Will you output the entries below exactly, skipping every image they contain?

* START Data to process *

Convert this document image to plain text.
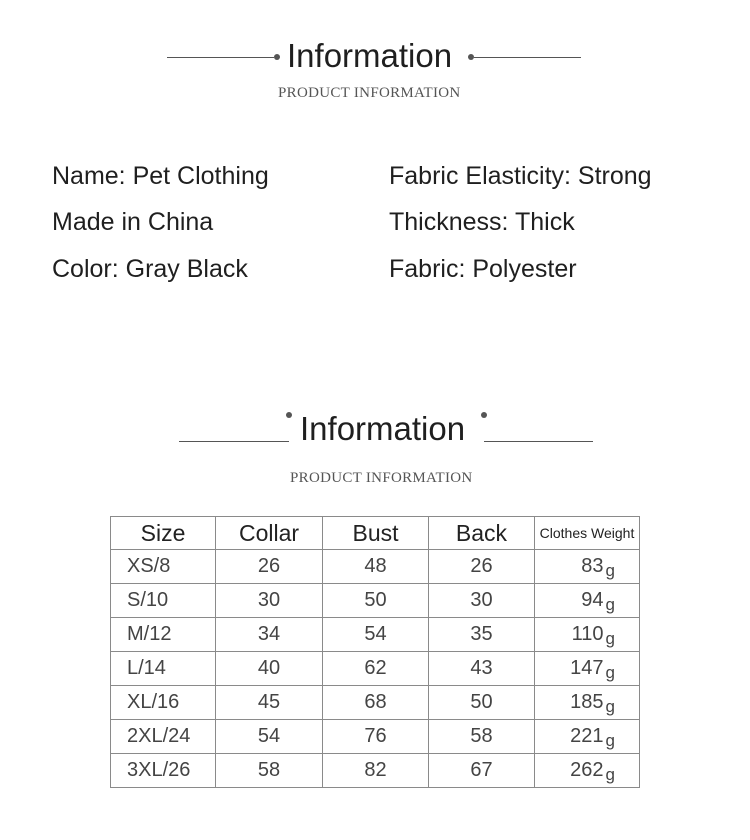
Information
PRODUCT INFORMATION
Name: Pet Clothing
Made in China
Color: Gray Black
Fabric Elasticity: Strong
Thickness: Thick
Fabric: Polyester
Information
PRODUCT INFORMATION
Size	Collar	Bust	Back	Clothes Weight
XS/8	26	48	26	83 $_g$
S/10	30	50	30	94 $_g$
M/12	34	54	35	110 $_g$
L/14	40	62	43	147 $_g$
XL/16	45	68	50	185 $_g$
2XL/24	54	76	58	221 $_g$
3XL/26	58	82	67	262 $_g$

* END Data to process *

# [Exercise solution]
Convert this document image to plain text.
Information
PRODUCT INFORMATION
Name: Pet Clothing
Made in China
Color: Gray Black
Fabric Elasticity: Strong
Thickness: Thick
Fabric: Polyester
Information
PRODUCT INFORMATION
Size	Collar	Bust	Back	Clothes Weight
XS/8	26	48	26	83 $_g$
S/10	30	50	30	94 $_g$
M/12	34	54	35	110 $_g$
L/14	40	62	43	147 $_g$
XL/16	45	68	50	185 $_g$
2XL/24	54	76	58	221 $_g$
3XL/26	58	82	67	262 $_g$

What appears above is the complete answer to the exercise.